--- SUPPLIED RECORDS ---

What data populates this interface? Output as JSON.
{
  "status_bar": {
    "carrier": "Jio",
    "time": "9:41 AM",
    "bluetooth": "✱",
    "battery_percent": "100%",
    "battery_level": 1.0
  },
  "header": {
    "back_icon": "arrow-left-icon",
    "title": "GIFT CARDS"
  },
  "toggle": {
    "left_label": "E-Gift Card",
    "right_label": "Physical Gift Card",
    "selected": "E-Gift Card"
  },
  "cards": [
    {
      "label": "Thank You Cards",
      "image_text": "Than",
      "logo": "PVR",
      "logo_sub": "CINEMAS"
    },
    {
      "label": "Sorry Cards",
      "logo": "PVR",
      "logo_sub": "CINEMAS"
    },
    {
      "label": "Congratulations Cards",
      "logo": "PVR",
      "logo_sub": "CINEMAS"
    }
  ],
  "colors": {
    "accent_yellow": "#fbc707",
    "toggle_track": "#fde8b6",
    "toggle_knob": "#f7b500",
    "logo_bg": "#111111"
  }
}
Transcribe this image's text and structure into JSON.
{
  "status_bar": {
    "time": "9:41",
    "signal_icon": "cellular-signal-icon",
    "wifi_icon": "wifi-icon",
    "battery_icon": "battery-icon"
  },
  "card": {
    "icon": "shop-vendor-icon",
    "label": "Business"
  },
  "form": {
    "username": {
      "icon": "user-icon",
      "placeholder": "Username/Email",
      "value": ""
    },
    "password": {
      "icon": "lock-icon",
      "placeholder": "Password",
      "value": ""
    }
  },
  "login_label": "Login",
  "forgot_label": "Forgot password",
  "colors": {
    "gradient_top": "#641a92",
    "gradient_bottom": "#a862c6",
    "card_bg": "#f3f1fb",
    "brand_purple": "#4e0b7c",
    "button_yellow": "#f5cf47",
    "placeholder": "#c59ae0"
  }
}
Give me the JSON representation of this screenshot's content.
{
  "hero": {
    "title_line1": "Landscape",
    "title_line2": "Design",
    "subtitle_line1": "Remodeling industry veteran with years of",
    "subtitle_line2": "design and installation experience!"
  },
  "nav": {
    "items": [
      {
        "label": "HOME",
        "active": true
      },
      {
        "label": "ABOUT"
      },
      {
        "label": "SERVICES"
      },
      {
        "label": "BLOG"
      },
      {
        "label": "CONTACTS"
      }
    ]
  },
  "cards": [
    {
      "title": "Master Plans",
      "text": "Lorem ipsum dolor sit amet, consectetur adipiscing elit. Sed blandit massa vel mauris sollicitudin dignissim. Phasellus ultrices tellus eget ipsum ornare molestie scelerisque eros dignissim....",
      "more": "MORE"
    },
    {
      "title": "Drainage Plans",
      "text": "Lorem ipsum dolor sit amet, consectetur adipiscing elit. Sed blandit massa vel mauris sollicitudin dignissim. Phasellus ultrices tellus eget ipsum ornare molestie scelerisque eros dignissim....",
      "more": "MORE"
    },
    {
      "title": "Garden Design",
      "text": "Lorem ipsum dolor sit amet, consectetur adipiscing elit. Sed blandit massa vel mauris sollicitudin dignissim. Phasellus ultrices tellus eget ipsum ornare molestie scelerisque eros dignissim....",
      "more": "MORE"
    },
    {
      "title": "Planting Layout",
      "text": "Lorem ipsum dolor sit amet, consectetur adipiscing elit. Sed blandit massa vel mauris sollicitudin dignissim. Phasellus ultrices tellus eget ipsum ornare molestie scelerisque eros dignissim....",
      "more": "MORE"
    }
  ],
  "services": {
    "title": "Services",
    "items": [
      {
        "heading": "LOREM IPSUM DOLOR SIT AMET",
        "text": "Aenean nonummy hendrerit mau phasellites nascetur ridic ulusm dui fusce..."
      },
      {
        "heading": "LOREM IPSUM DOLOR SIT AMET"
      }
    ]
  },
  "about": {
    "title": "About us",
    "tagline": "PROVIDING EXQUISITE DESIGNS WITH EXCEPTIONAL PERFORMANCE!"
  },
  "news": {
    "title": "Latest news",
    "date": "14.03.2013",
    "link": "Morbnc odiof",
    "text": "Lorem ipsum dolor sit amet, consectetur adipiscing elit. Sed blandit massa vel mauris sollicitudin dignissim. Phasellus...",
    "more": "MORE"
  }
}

--- PROMPT ---
In the listing, how many lines hold "placeholder"? Answer with a bare number.

--- COMPLETED TASK ---
3